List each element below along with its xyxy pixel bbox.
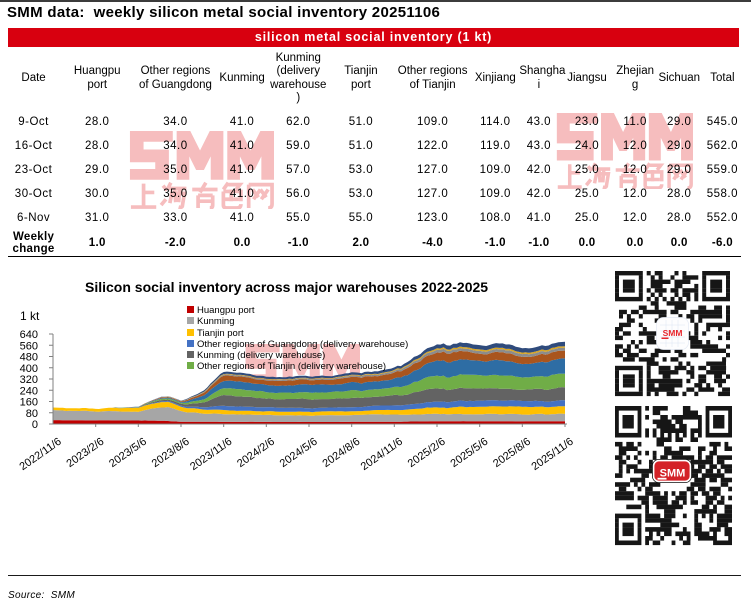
- svg-text:2022/11/6: 2022/11/6: [17, 436, 63, 473]
- svg-text:2024/8/6: 2024/8/6: [320, 436, 362, 470]
- svg-text:560: 560: [20, 340, 38, 352]
- svg-text:2025/5/6: 2025/5/6: [448, 436, 490, 470]
- svg-text:2023/5/6: 2023/5/6: [107, 436, 149, 470]
- svg-text:2025/2/6: 2025/2/6: [406, 436, 448, 470]
- svg-text:2024/2/6: 2024/2/6: [235, 436, 277, 470]
- svg-text:2023/2/6: 2023/2/6: [64, 436, 106, 470]
- svg-text:SMM: SMM: [660, 468, 686, 480]
- svg-text:640: 640: [20, 329, 38, 341]
- svg-text:0: 0: [32, 419, 38, 431]
- svg-text:2025/8/6: 2025/8/6: [491, 436, 533, 470]
- svg-text:2024/11/6: 2024/11/6: [359, 436, 405, 473]
- svg-text:2024/5/6: 2024/5/6: [278, 436, 320, 470]
- svg-text:80: 80: [26, 408, 38, 420]
- svg-text:2023/8/6: 2023/8/6: [150, 436, 192, 470]
- svg-text:2023/11/6: 2023/11/6: [188, 436, 234, 473]
- svg-text:240: 240: [20, 385, 38, 397]
- svg-text:160: 160: [20, 397, 38, 409]
- svg-text:SMM: SMM: [663, 328, 683, 338]
- svg-text:480: 480: [20, 352, 38, 364]
- svg-text:320: 320: [20, 374, 38, 386]
- svg-text:2025/11/6: 2025/11/6: [529, 436, 575, 473]
- svg-text:400: 400: [20, 363, 38, 375]
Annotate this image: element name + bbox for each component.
::::::
DIRECTIONS ▸ Format every line of the records above as a Markdown table with the columns "No." and "Text", numbering the rows in order and leaving out blank lines and pictures.

FINAL RESULT ▸
| No. | Text |
|---|---|
| 1 | List each element below along with its xyxy pixel bbox. |
| 2 | - svg-text:2022/11/6: 2022/11/6: [17, 436, 63, 473] |
| 3 | - svg-text:2024/8/6: 2024/8/6: [320, 436, 362, 470] |
| 4 | - svg-text:560: 560: [20, 340, 38, 352] |
| 5 | - svg-text:2025/5/6: 2025/5/6: [448, 436, 490, 470] |
| 6 | - svg-text:2023/5/6: 2023/5/6: [107, 436, 149, 470] |
| 7 | - svg-text:2025/2/6: 2025/2/6: [406, 436, 448, 470] |
| 8 | - svg-text:2024/2/6: 2024/2/6: [235, 436, 277, 470] |
| 9 | - svg-text:2023/2/6: 2023/2/6: [64, 436, 106, 470] |
| 10 | - svg-text:SMM: SMM: [660, 468, 686, 480] |
| 11 | - svg-text:640: 640: [20, 329, 38, 341] |
| 12 | - svg-text:0: 0: [32, 419, 38, 431] |
| 13 | - svg-text:2025/8/6: 2025/8/6: [491, 436, 533, 470] |
| 14 | - svg-text:2024/11/6: 2024/11/6: [359, 436, 405, 473] |
| 15 | - svg-text:2024/5/6: 2024/5/6: [278, 436, 320, 470] |
| 16 | - svg-text:80: 80: [26, 408, 38, 420] |
| 17 | - svg-text:2023/8/6: 2023/8/6: [150, 436, 192, 470] |
| 18 | - svg-text:2023/11/6: 2023/11/6: [188, 436, 234, 473] |
| 19 | - svg-text:240: 240: [20, 385, 38, 397] |
| 20 | - svg-text:160: 160: [20, 397, 38, 409] |
| 21 | - svg-text:SMM: SMM: [663, 328, 683, 338] |
| 22 | - svg-text:480: 480: [20, 352, 38, 364] |
| 23 | - svg-text:320: 320: [20, 374, 38, 386] |
| 24 | - svg-text:2025/11/6: 2025/11/6: [529, 436, 575, 473] |
| 25 | - svg-text:400: 400: [20, 363, 38, 375] |
| 26 | Annotate this image: element name + bbox for each component. |